◆ **REQUIRED WORK**
Search the records below for the word "heading". Pull out each line that has it.

# # # # # # #

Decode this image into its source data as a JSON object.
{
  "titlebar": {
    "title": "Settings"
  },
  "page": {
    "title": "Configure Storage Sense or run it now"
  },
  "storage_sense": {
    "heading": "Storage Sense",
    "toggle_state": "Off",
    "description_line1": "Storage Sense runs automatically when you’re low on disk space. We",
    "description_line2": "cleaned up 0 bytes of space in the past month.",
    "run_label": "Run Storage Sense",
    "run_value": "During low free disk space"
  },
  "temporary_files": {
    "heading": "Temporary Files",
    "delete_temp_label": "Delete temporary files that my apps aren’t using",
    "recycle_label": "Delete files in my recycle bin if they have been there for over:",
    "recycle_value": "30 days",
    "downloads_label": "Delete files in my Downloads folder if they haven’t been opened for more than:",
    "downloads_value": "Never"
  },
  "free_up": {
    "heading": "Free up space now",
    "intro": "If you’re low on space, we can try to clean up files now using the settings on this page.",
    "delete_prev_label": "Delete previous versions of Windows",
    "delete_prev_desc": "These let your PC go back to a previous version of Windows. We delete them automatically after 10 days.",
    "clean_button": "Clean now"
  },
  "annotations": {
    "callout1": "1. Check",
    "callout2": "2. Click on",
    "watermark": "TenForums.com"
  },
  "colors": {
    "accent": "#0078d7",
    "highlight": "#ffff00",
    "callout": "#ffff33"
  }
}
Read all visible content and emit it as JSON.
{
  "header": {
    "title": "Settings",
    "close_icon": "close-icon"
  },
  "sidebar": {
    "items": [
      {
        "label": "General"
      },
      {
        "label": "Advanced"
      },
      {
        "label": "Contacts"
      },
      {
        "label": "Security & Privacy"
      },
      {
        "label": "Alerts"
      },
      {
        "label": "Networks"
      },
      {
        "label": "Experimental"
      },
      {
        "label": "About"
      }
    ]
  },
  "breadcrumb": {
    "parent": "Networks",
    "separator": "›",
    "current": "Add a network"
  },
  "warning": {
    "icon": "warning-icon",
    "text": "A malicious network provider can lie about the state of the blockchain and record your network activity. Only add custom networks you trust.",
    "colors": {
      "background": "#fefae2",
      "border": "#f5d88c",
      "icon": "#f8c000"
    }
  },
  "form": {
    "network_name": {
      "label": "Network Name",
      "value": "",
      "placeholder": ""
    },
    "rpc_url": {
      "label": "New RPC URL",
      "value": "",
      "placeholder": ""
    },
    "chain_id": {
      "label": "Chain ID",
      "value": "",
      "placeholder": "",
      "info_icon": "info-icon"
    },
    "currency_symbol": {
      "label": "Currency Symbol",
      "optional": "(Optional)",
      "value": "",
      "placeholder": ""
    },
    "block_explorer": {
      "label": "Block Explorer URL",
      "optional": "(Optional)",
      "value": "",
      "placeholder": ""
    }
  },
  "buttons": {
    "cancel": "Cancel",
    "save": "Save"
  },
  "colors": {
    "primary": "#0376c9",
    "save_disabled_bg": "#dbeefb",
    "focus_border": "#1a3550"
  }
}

# # # # # # #

◆ **THE COMPLETED TASK**
    "heading": "Storage Sense",
    "heading": "Temporary Files",
    "heading": "Free up space now",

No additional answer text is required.